Given task>
Among the entries, which lines carry the string "Pesa"? Copy each of them.

(Items from a data source)
※
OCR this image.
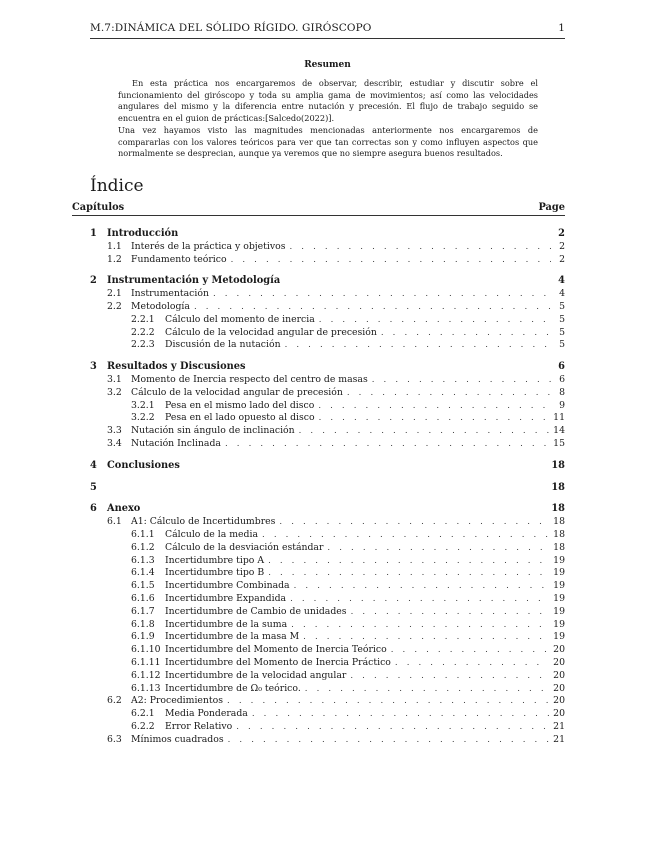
M.7:DINÁMICA DEL SÓLIDO RÍGIDO. GIRÓSCOPO	1
Resumen

En esta práctica nos encargaremos de observar, describir, estudiar y discutir sobre el funcionamiento del giróscopo y toda su amplia gama de movimientos; así como las velocidades angulares del mismo y la diferencia entre nutación y precesión. El flujo de trabajo seguido se encuentra en el guion de prácticas:[Salcedo(2022)].

Una vez hayamos visto las magnitudes mencionadas anteriormente nos encargaremos de compararlas con los valores teóricos para ver que tan correctas son y como influyen aspectos que normalmente se desprecian, aunque ya veremos que no siempre asegura buenos resultados.

Índice
Capítulos	Page
1	Introducción	2
1.1 Interés de la práctica y objetivos . . .	2
1.2 Fundamento teórico . . .	2
2	Instrumentación y Metodología	4
2.1 Instrumentación . . .	4
2.2 Metodología . . .	5
2.2.1	Cálculo del momento de inercia . . .	5
2.2.2	Cálculo de la velocidad angular de precesión . . .	5
2.2.3	Discusión de la nutación . . .	5
3	Resultados y Discusiones	6
3.1 Momento de Inercia respecto del centro de masas . . .	6
3.2 Cálculo de la velocidad angular de precesión . . .	8
3.2.1	Pesa en el mismo lado del disco . . .	9
3.2.2	Pesa en el lado opuesto al disco . . .	11
3.3 Nutación sin ángulo de inclinación . . .	14
3.4 Nutación Inclinada . . .	15
4	Conclusiones	18
5	18
6	Anexo	18
6.1 A1: Cálculo de Incertidumbres . . .	18
6.1.1	Cálculo de la media . . .	18
6.1.2	Cálculo de la desviación estándar . . .	18
6.1.3	Incertidumbre tipo A . . .	19
6.1.4	Incertidumbre tipo B . . .	19
6.1.5	Incertidumbre Combinada . . .	19
6.1.6	Incertidumbre Expandida . . .	19
6.1.7	Incertidumbre de Cambio de unidades . . .	19
6.1.8	Incertidumbre de la suma . . .	19
6.1.9	Incertidumbre de la masa M . . .	19
6.1.10 Incertidumbre del Momento de Inercia Teórico . . .	20
6.1.11 Incertidumbre del Momento de Inercia Práctico . . .	20
6.1.12 Incertidumbre de la velocidad angular . . .	20
6.1.13 Incertidumbre de Ω₀ teórico. . . .	20
6.2 A2: Procedimientos . . .	20
6.2.1	Media Ponderada . . .	20
6.2.2	Error Relativo . . .	21
6.3 Mínimos cuadrados . . .	21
※
Solution to this problem>
3.2.1	Pesa en el mismo lado del disco . . .	9
3.2.2	Pesa en el lado opuesto al disco . . .	11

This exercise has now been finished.